>>>

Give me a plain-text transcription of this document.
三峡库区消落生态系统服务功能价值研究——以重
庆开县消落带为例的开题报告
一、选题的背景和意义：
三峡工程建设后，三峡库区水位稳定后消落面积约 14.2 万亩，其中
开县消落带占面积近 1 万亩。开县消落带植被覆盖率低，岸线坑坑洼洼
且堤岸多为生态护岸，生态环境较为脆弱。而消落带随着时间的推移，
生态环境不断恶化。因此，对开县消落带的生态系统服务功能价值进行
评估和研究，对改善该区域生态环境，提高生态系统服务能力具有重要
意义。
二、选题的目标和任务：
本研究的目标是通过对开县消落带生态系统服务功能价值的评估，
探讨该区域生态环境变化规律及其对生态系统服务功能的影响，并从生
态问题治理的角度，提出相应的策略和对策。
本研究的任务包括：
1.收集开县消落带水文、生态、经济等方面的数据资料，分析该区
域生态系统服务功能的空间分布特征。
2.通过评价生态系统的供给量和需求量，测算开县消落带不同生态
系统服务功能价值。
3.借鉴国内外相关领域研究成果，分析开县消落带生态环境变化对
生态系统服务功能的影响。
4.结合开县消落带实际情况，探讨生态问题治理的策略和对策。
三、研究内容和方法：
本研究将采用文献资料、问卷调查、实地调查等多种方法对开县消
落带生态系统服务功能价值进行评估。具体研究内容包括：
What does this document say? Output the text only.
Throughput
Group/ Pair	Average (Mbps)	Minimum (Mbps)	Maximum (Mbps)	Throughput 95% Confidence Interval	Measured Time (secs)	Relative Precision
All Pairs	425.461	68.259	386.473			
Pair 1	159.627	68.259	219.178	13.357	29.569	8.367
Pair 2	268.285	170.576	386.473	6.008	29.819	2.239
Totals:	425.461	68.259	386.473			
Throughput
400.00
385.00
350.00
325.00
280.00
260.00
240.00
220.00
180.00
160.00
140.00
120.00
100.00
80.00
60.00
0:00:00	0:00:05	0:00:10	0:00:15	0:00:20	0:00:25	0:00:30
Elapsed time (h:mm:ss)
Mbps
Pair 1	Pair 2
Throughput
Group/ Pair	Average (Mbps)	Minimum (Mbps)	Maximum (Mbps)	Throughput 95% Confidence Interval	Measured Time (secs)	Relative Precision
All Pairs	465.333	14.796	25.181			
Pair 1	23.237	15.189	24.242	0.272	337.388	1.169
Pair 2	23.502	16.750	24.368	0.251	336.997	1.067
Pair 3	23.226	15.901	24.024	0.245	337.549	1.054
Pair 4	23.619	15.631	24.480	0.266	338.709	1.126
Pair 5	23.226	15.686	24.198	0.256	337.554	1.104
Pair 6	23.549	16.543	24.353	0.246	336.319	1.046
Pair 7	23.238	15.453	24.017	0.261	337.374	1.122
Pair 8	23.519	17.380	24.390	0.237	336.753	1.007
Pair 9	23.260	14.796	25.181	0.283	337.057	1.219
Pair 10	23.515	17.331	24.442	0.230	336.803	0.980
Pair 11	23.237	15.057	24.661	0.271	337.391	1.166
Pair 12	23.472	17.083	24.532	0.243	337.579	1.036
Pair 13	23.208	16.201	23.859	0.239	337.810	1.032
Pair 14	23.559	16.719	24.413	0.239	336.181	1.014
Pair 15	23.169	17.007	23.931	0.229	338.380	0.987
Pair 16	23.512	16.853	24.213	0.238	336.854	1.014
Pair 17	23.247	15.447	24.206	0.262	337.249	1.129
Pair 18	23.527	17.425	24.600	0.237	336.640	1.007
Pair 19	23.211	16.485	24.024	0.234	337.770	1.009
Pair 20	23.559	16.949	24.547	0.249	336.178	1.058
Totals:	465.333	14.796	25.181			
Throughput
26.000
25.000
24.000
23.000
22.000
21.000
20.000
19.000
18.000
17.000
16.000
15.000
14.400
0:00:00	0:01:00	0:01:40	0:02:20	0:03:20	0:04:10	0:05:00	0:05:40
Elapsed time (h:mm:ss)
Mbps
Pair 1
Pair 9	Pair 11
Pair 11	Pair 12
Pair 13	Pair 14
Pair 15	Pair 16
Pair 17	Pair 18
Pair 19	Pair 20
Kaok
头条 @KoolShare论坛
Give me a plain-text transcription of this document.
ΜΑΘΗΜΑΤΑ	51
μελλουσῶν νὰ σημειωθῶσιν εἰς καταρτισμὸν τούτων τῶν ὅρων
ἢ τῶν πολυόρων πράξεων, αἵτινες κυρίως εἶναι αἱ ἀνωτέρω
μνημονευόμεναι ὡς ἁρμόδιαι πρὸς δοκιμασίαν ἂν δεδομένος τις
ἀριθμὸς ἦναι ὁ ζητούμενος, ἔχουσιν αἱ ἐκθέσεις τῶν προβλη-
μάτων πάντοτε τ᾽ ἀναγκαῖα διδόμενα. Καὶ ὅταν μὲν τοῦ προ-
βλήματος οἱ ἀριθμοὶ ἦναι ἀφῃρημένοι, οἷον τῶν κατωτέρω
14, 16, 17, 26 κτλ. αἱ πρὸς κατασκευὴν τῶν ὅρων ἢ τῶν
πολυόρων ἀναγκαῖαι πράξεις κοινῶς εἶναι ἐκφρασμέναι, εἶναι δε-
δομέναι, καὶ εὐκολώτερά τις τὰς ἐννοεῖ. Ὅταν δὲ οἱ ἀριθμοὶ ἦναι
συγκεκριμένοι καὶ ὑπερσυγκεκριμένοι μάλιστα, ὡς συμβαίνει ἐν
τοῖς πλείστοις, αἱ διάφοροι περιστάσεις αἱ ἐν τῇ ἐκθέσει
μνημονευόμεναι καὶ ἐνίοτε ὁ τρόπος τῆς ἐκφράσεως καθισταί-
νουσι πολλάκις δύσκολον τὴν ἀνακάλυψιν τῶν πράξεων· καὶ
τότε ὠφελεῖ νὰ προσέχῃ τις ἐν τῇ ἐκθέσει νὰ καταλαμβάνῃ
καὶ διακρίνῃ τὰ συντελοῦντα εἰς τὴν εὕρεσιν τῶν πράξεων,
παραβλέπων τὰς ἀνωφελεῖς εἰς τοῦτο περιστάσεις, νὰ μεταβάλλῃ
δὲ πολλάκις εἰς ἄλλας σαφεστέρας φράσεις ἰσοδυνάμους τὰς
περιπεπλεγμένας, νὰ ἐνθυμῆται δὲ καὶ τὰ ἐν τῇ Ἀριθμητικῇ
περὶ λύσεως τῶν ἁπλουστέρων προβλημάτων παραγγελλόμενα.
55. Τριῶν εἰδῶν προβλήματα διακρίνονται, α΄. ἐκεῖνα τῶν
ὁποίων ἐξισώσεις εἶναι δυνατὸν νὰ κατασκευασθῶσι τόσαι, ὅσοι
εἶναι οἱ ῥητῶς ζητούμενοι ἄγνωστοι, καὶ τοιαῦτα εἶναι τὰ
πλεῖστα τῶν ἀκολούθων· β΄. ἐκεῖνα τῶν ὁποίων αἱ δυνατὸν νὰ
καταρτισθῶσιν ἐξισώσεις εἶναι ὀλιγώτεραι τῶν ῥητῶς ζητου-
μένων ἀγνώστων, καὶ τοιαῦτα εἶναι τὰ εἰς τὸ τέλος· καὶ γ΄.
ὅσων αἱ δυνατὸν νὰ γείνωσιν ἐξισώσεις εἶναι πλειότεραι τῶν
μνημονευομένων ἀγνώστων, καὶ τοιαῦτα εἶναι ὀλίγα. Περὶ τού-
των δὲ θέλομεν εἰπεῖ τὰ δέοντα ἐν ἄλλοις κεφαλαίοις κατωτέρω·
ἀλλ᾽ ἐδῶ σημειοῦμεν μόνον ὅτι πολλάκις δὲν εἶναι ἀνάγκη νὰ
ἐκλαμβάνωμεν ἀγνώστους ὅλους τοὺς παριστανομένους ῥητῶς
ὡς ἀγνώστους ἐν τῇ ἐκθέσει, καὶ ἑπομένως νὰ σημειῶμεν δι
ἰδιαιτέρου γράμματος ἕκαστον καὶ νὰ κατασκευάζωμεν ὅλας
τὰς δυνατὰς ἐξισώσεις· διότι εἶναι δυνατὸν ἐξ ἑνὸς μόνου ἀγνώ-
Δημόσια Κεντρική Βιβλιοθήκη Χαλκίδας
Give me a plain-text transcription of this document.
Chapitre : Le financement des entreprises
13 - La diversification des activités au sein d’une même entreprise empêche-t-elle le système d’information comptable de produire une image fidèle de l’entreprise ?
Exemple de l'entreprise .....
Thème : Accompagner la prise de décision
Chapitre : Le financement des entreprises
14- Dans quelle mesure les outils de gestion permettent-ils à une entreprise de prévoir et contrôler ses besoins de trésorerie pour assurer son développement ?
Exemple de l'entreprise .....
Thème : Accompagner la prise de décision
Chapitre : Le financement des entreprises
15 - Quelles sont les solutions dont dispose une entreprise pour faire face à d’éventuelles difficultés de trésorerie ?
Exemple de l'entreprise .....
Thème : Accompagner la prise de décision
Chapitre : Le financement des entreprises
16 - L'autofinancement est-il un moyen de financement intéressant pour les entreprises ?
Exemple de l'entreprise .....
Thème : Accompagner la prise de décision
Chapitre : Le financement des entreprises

<<<

● **Short task**:
Look over the records above and copy each line that includes the string "ἀγνώστους".

● **Result for this task**:
ἐκλαμβάνωμεν ἀγνώστους ὅλους τοὺς παριστανομένους ῥητῶς
ὡς ἀγνώστους ἐν τῇ ἐκθέσει, καὶ ἑπομένως νὰ σημειῶμεν δι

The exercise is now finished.